* **Exercise input**:
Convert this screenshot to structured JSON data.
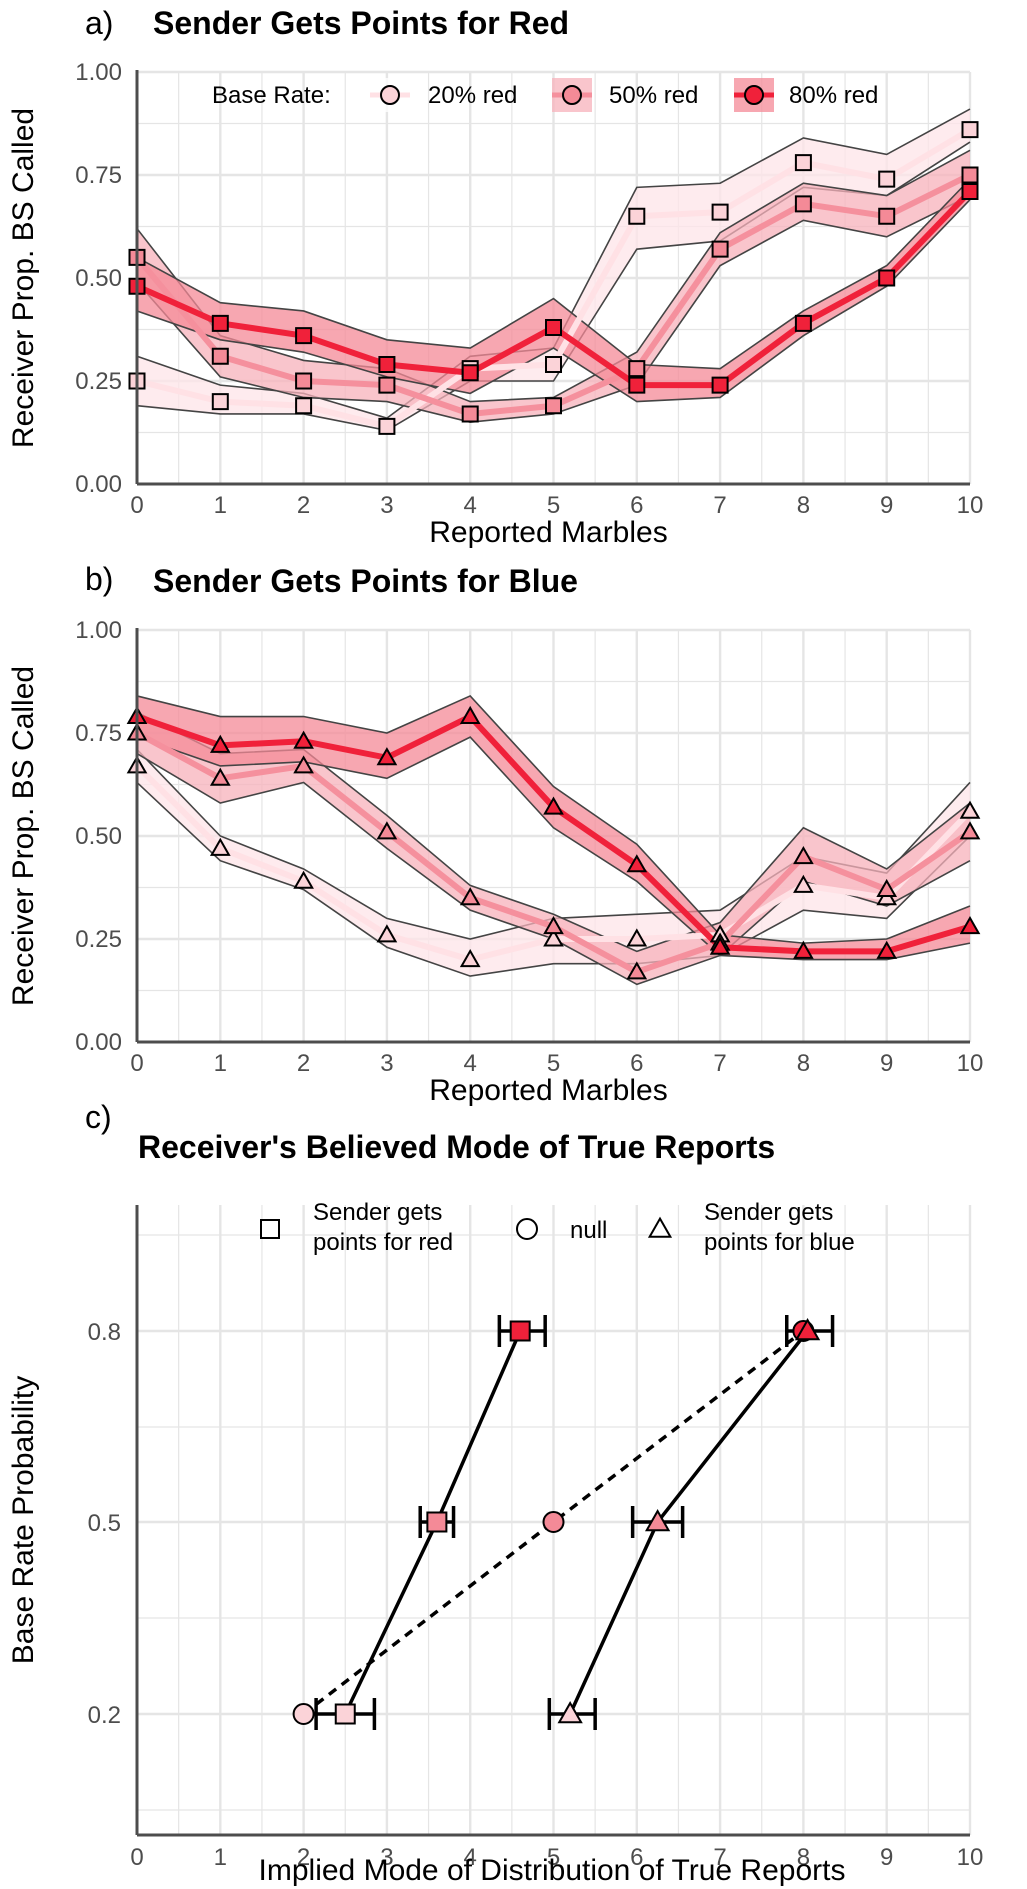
{
  "chart_data": [
    {
      "panel": "a)",
      "type": "line",
      "title": "Sender Gets Points for Red",
      "xlabel": "Reported Marbles",
      "ylabel": "Receiver Prop. BS Called",
      "xlim": [
        0,
        10
      ],
      "ylim": [
        0,
        1
      ],
      "xticks": [
        "0",
        "1",
        "2",
        "3",
        "4",
        "5",
        "6",
        "7",
        "8",
        "9",
        "10"
      ],
      "yticks": [
        "0.00",
        "0.25",
        "0.50",
        "0.75",
        "1.00"
      ],
      "marker": "square",
      "grid": true,
      "legend": {
        "title": "Base Rate:",
        "placement": "top"
      },
      "x": [
        0,
        1,
        2,
        3,
        4,
        5,
        6,
        7,
        8,
        9,
        10
      ],
      "series": [
        {
          "name": "20% red",
          "color": "#fbd3d8",
          "lineColor": "#ffe1e5",
          "bandColor": "#fde4e8",
          "values": [
            0.25,
            0.2,
            0.19,
            0.14,
            0.28,
            0.29,
            0.65,
            0.66,
            0.78,
            0.74,
            0.86
          ],
          "lower": [
            0.19,
            0.17,
            0.17,
            0.13,
            0.25,
            0.25,
            0.57,
            0.59,
            0.72,
            0.7,
            0.83
          ],
          "upper": [
            0.31,
            0.24,
            0.22,
            0.16,
            0.31,
            0.33,
            0.72,
            0.73,
            0.84,
            0.8,
            0.91
          ]
        },
        {
          "name": "50% red",
          "color": "#f48a97",
          "lineColor": "#f5909d",
          "bandColor": "#f7b2bb",
          "values": [
            0.55,
            0.31,
            0.25,
            0.24,
            0.17,
            0.19,
            0.28,
            0.57,
            0.68,
            0.65,
            0.75
          ],
          "lower": [
            0.49,
            0.26,
            0.21,
            0.2,
            0.15,
            0.17,
            0.24,
            0.53,
            0.64,
            0.6,
            0.7
          ],
          "upper": [
            0.62,
            0.36,
            0.3,
            0.28,
            0.2,
            0.21,
            0.32,
            0.61,
            0.73,
            0.7,
            0.81
          ]
        },
        {
          "name": "80% red",
          "color": "#f0213a",
          "lineColor": "#f0213a",
          "bandColor": "#f48a97",
          "values": [
            0.48,
            0.39,
            0.36,
            0.29,
            0.27,
            0.38,
            0.24,
            0.24,
            0.39,
            0.5,
            0.71
          ],
          "lower": [
            0.42,
            0.35,
            0.32,
            0.26,
            0.22,
            0.33,
            0.2,
            0.21,
            0.36,
            0.48,
            0.69
          ],
          "upper": [
            0.55,
            0.44,
            0.42,
            0.35,
            0.33,
            0.45,
            0.29,
            0.28,
            0.42,
            0.53,
            0.74
          ]
        }
      ]
    },
    {
      "panel": "b)",
      "type": "line",
      "title": "Sender Gets Points for Blue",
      "xlabel": "Reported Marbles",
      "ylabel": "Receiver Prop. BS Called",
      "xlim": [
        0,
        10
      ],
      "ylim": [
        0,
        1
      ],
      "xticks": [
        "0",
        "1",
        "2",
        "3",
        "4",
        "5",
        "6",
        "7",
        "8",
        "9",
        "10"
      ],
      "yticks": [
        "0.00",
        "0.25",
        "0.50",
        "0.75",
        "1.00"
      ],
      "marker": "triangle",
      "grid": true,
      "x": [
        0,
        1,
        2,
        3,
        4,
        5,
        6,
        7,
        8,
        9,
        10
      ],
      "series": [
        {
          "name": "20% red",
          "color": "#fbd3d8",
          "lineColor": "#ffe1e5",
          "bandColor": "#fde4e8",
          "values": [
            0.67,
            0.47,
            0.39,
            0.26,
            0.2,
            0.25,
            0.25,
            0.26,
            0.38,
            0.35,
            0.56
          ],
          "lower": [
            0.63,
            0.44,
            0.37,
            0.23,
            0.16,
            0.19,
            0.19,
            0.21,
            0.32,
            0.3,
            0.5
          ],
          "upper": [
            0.71,
            0.5,
            0.42,
            0.3,
            0.25,
            0.3,
            0.31,
            0.32,
            0.45,
            0.41,
            0.63
          ]
        },
        {
          "name": "50% red",
          "color": "#f48a97",
          "lineColor": "#f5909d",
          "bandColor": "#f7b2bb",
          "values": [
            0.75,
            0.64,
            0.67,
            0.51,
            0.35,
            0.28,
            0.17,
            0.24,
            0.45,
            0.37,
            0.51
          ],
          "lower": [
            0.7,
            0.58,
            0.63,
            0.47,
            0.32,
            0.25,
            0.14,
            0.21,
            0.39,
            0.33,
            0.44
          ],
          "upper": [
            0.8,
            0.7,
            0.71,
            0.55,
            0.38,
            0.31,
            0.22,
            0.29,
            0.52,
            0.42,
            0.58
          ]
        },
        {
          "name": "80% red",
          "color": "#f0213a",
          "lineColor": "#f0213a",
          "bandColor": "#f48a97",
          "values": [
            0.79,
            0.72,
            0.73,
            0.69,
            0.79,
            0.57,
            0.43,
            0.23,
            0.22,
            0.22,
            0.28
          ],
          "lower": [
            0.74,
            0.67,
            0.68,
            0.64,
            0.74,
            0.52,
            0.39,
            0.21,
            0.2,
            0.2,
            0.24
          ],
          "upper": [
            0.84,
            0.79,
            0.79,
            0.75,
            0.84,
            0.62,
            0.48,
            0.26,
            0.24,
            0.25,
            0.33
          ]
        }
      ]
    },
    {
      "panel": "c)",
      "type": "scatter",
      "title": "Receiver's Believed Mode of True Reports",
      "xlabel": "Implied Mode of Distribution of True Reports",
      "ylabel": "Base Rate Probability",
      "xlim": [
        0,
        10
      ],
      "xticks": [
        "0",
        "1",
        "2",
        "3",
        "4",
        "5",
        "6",
        "7",
        "8",
        "9",
        "10"
      ],
      "yticks": [
        "0.2",
        "0.5",
        "0.8"
      ],
      "grid": true,
      "legend": {
        "placement": "top"
      },
      "series": [
        {
          "name": "Sender gets\npoints for red",
          "marker": "square",
          "line": "solid",
          "points": [
            {
              "y": 0.2,
              "x": 2.5,
              "xmin": 2.15,
              "xmax": 2.85,
              "color": "#fbd3d8"
            },
            {
              "y": 0.5,
              "x": 3.6,
              "xmin": 3.4,
              "xmax": 3.8,
              "color": "#f48a97"
            },
            {
              "y": 0.8,
              "x": 4.6,
              "xmin": 4.35,
              "xmax": 4.9,
              "color": "#f0213a"
            }
          ]
        },
        {
          "name": "null",
          "marker": "circle",
          "line": "dashed",
          "points": [
            {
              "y": 0.2,
              "x": 2.0,
              "color": "#fbd3d8"
            },
            {
              "y": 0.5,
              "x": 5.0,
              "color": "#f48a97"
            },
            {
              "y": 0.8,
              "x": 8.0,
              "color": "#f0213a"
            }
          ]
        },
        {
          "name": "Sender gets\npoints for blue",
          "marker": "triangle",
          "line": "solid",
          "points": [
            {
              "y": 0.2,
              "x": 5.2,
              "xmin": 4.95,
              "xmax": 5.5,
              "color": "#fbd3d8"
            },
            {
              "y": 0.5,
              "x": 6.25,
              "xmin": 5.95,
              "xmax": 6.55,
              "color": "#f48a97"
            },
            {
              "y": 0.8,
              "x": 8.05,
              "xmin": 7.8,
              "xmax": 8.35,
              "color": "#f0213a"
            }
          ]
        }
      ]
    }
  ]
}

* **Exercise requirements**: Reproduce each line of the records exactly, and omit every picture.

* **The completed task**:
Convert this screenshot to structured JSON data.
{
  "chart_data": [
    {
      "panel": "a)",
      "type": "line",
      "title": "Sender Gets Points for Red",
      "xlabel": "Reported Marbles",
      "ylabel": "Receiver Prop. BS Called",
      "xlim": [
        0,
        10
      ],
      "ylim": [
        0,
        1
      ],
      "xticks": [
        "0",
        "1",
        "2",
        "3",
        "4",
        "5",
        "6",
        "7",
        "8",
        "9",
        "10"
      ],
      "yticks": [
        "0.00",
        "0.25",
        "0.50",
        "0.75",
        "1.00"
      ],
      "marker": "square",
      "grid": true,
      "legend": {
        "title": "Base Rate:",
        "placement": "top"
      },
      "x": [
        0,
        1,
        2,
        3,
        4,
        5,
        6,
        7,
        8,
        9,
        10
      ],
      "series": [
        {
          "name": "20% red",
          "color": "#fbd3d8",
          "lineColor": "#ffe1e5",
          "bandColor": "#fde4e8",
          "values": [
            0.25,
            0.2,
            0.19,
            0.14,
            0.28,
            0.29,
            0.65,
            0.66,
            0.78,
            0.74,
            0.86
          ],
          "lower": [
            0.19,
            0.17,
            0.17,
            0.13,
            0.25,
            0.25,
            0.57,
            0.59,
            0.72,
            0.7,
            0.83
          ],
          "upper": [
            0.31,
            0.24,
            0.22,
            0.16,
            0.31,
            0.33,
            0.72,
            0.73,
            0.84,
            0.8,
            0.91
          ]
        },
        {
          "name": "50% red",
          "color": "#f48a97",
          "lineColor": "#f5909d",
          "bandColor": "#f7b2bb",
          "values": [
            0.55,
            0.31,
            0.25,
            0.24,
            0.17,
            0.19,
            0.28,
            0.57,
            0.68,
            0.65,
            0.75
          ],
          "lower": [
            0.49,
            0.26,
            0.21,
            0.2,
            0.15,
            0.17,
            0.24,
            0.53,
            0.64,
            0.6,
            0.7
          ],
          "upper": [
            0.62,
            0.36,
            0.3,
            0.28,
            0.2,
            0.21,
            0.32,
            0.61,
            0.73,
            0.7,
            0.81
          ]
        },
        {
          "name": "80% red",
          "color": "#f0213a",
          "lineColor": "#f0213a",
          "bandColor": "#f48a97",
          "values": [
            0.48,
            0.39,
            0.36,
            0.29,
            0.27,
            0.38,
            0.24,
            0.24,
            0.39,
            0.5,
            0.71
          ],
          "lower": [
            0.42,
            0.35,
            0.32,
            0.26,
            0.22,
            0.33,
            0.2,
            0.21,
            0.36,
            0.48,
            0.69
          ],
          "upper": [
            0.55,
            0.44,
            0.42,
            0.35,
            0.33,
            0.45,
            0.29,
            0.28,
            0.42,
            0.53,
            0.74
          ]
        }
      ]
    },
    {
      "panel": "b)",
      "type": "line",
      "title": "Sender Gets Points for Blue",
      "xlabel": "Reported Marbles",
      "ylabel": "Receiver Prop. BS Called",
      "xlim": [
        0,
        10
      ],
      "ylim": [
        0,
        1
      ],
      "xticks": [
        "0",
        "1",
        "2",
        "3",
        "4",
        "5",
        "6",
        "7",
        "8",
        "9",
        "10"
      ],
      "yticks": [
        "0.00",
        "0.25",
        "0.50",
        "0.75",
        "1.00"
      ],
      "marker": "triangle",
      "grid": true,
      "x": [
        0,
        1,
        2,
        3,
        4,
        5,
        6,
        7,
        8,
        9,
        10
      ],
      "series": [
        {
          "name": "20% red",
          "color": "#fbd3d8",
          "lineColor": "#ffe1e5",
          "bandColor": "#fde4e8",
          "values": [
            0.67,
            0.47,
            0.39,
            0.26,
            0.2,
            0.25,
            0.25,
            0.26,
            0.38,
            0.35,
            0.56
          ],
          "lower": [
            0.63,
            0.44,
            0.37,
            0.23,
            0.16,
            0.19,
            0.19,
            0.21,
            0.32,
            0.3,
            0.5
          ],
          "upper": [
            0.71,
            0.5,
            0.42,
            0.3,
            0.25,
            0.3,
            0.31,
            0.32,
            0.45,
            0.41,
            0.63
          ]
        },
        {
          "name": "50% red",
          "color": "#f48a97",
          "lineColor": "#f5909d",
          "bandColor": "#f7b2bb",
          "values": [
            0.75,
            0.64,
            0.67,
            0.51,
            0.35,
            0.28,
            0.17,
            0.24,
            0.45,
            0.37,
            0.51
          ],
          "lower": [
            0.7,
            0.58,
            0.63,
            0.47,
            0.32,
            0.25,
            0.14,
            0.21,
            0.39,
            0.33,
            0.44
          ],
          "upper": [
            0.8,
            0.7,
            0.71,
            0.55,
            0.38,
            0.31,
            0.22,
            0.29,
            0.52,
            0.42,
            0.58
          ]
        },
        {
          "name": "80% red",
          "color": "#f0213a",
          "lineColor": "#f0213a",
          "bandColor": "#f48a97",
          "values": [
            0.79,
            0.72,
            0.73,
            0.69,
            0.79,
            0.57,
            0.43,
            0.23,
            0.22,
            0.22,
            0.28
          ],
          "lower": [
            0.74,
            0.67,
            0.68,
            0.64,
            0.74,
            0.52,
            0.39,
            0.21,
            0.2,
            0.2,
            0.24
          ],
          "upper": [
            0.84,
            0.79,
            0.79,
            0.75,
            0.84,
            0.62,
            0.48,
            0.26,
            0.24,
            0.25,
            0.33
          ]
        }
      ]
    },
    {
      "panel": "c)",
      "type": "scatter",
      "title": "Receiver's Believed Mode of True Reports",
      "xlabel": "Implied Mode of Distribution of True Reports",
      "ylabel": "Base Rate Probability",
      "xlim": [
        0,
        10
      ],
      "xticks": [
        "0",
        "1",
        "2",
        "3",
        "4",
        "5",
        "6",
        "7",
        "8",
        "9",
        "10"
      ],
      "yticks": [
        "0.2",
        "0.5",
        "0.8"
      ],
      "grid": true,
      "legend": {
        "placement": "top"
      },
      "series": [
        {
          "name": "Sender gets\npoints for red",
          "marker": "square",
          "line": "solid",
          "points": [
            {
              "y": 0.2,
              "x": 2.5,
              "xmin": 2.15,
              "xmax": 2.85,
              "color": "#fbd3d8"
            },
            {
              "y": 0.5,
              "x": 3.6,
              "xmin": 3.4,
              "xmax": 3.8,
              "color": "#f48a97"
            },
            {
              "y": 0.8,
              "x": 4.6,
              "xmin": 4.35,
              "xmax": 4.9,
              "color": "#f0213a"
            }
          ]
        },
        {
          "name": "null",
          "marker": "circle",
          "line": "dashed",
          "points": [
            {
              "y": 0.2,
              "x": 2.0,
              "color": "#fbd3d8"
            },
            {
              "y": 0.5,
              "x": 5.0,
              "color": "#f48a97"
            },
            {
              "y": 0.8,
              "x": 8.0,
              "color": "#f0213a"
            }
          ]
        },
        {
          "name": "Sender gets\npoints for blue",
          "marker": "triangle",
          "line": "solid",
          "points": [
            {
              "y": 0.2,
              "x": 5.2,
              "xmin": 4.95,
              "xmax": 5.5,
              "color": "#fbd3d8"
            },
            {
              "y": 0.5,
              "x": 6.25,
              "xmin": 5.95,
              "xmax": 6.55,
              "color": "#f48a97"
            },
            {
              "y": 0.8,
              "x": 8.05,
              "xmin": 7.8,
              "xmax": 8.35,
              "color": "#f0213a"
            }
          ]
        }
      ]
    }
  ]
}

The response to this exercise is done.